WHAT IS REQUIRED
Output each entry below as it stands, leaving out every picture.

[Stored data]
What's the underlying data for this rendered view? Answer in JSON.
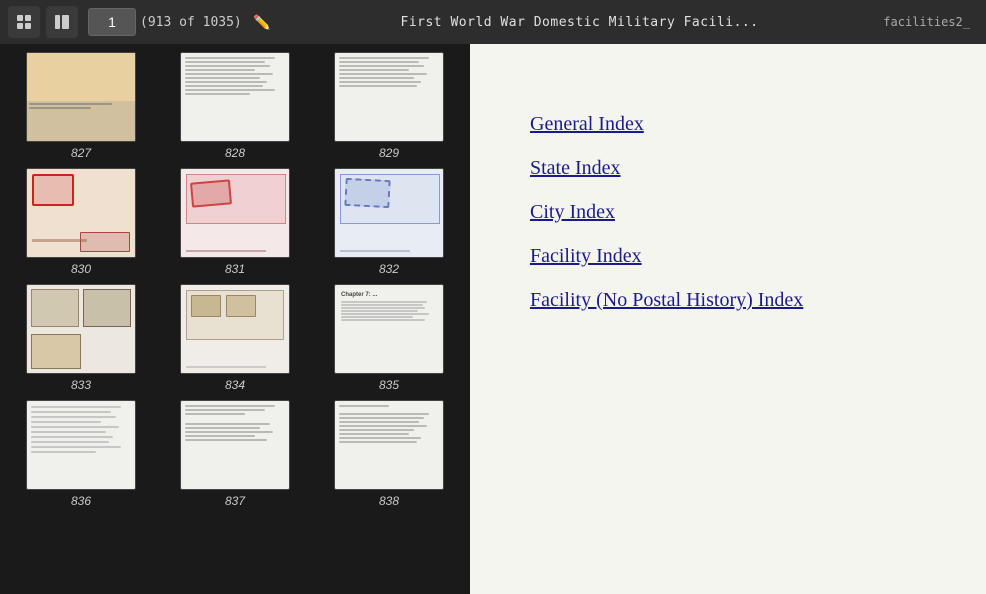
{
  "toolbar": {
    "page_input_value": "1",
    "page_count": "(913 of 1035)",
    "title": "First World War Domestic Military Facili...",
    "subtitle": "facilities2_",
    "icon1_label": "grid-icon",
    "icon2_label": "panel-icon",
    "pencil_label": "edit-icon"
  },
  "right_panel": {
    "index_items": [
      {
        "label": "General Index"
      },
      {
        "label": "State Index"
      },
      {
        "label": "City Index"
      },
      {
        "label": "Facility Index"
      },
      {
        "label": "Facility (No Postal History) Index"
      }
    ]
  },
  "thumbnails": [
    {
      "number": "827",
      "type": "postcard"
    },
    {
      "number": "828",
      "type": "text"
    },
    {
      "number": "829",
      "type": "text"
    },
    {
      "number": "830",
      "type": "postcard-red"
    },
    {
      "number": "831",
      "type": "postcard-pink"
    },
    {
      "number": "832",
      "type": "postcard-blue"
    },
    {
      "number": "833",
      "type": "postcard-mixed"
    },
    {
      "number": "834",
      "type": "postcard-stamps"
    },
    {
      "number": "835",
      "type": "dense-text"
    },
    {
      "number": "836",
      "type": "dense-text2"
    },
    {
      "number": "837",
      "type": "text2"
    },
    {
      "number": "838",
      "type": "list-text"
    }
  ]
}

WORKED SOLUTION
What's the underlying data for this rendered view? Answer in JSON.
{
  "toolbar": {
    "page_input_value": "1",
    "page_count": "(913 of 1035)",
    "title": "First World War Domestic Military Facili...",
    "subtitle": "facilities2_",
    "icon1_label": "grid-icon",
    "icon2_label": "panel-icon",
    "pencil_label": "edit-icon"
  },
  "right_panel": {
    "index_items": [
      {
        "label": "General Index"
      },
      {
        "label": "State Index"
      },
      {
        "label": "City Index"
      },
      {
        "label": "Facility Index"
      },
      {
        "label": "Facility (No Postal History) Index"
      }
    ]
  },
  "thumbnails": [
    {
      "number": "827",
      "type": "postcard"
    },
    {
      "number": "828",
      "type": "text"
    },
    {
      "number": "829",
      "type": "text"
    },
    {
      "number": "830",
      "type": "postcard-red"
    },
    {
      "number": "831",
      "type": "postcard-pink"
    },
    {
      "number": "832",
      "type": "postcard-blue"
    },
    {
      "number": "833",
      "type": "postcard-mixed"
    },
    {
      "number": "834",
      "type": "postcard-stamps"
    },
    {
      "number": "835",
      "type": "dense-text"
    },
    {
      "number": "836",
      "type": "dense-text2"
    },
    {
      "number": "837",
      "type": "text2"
    },
    {
      "number": "838",
      "type": "list-text"
    }
  ]
}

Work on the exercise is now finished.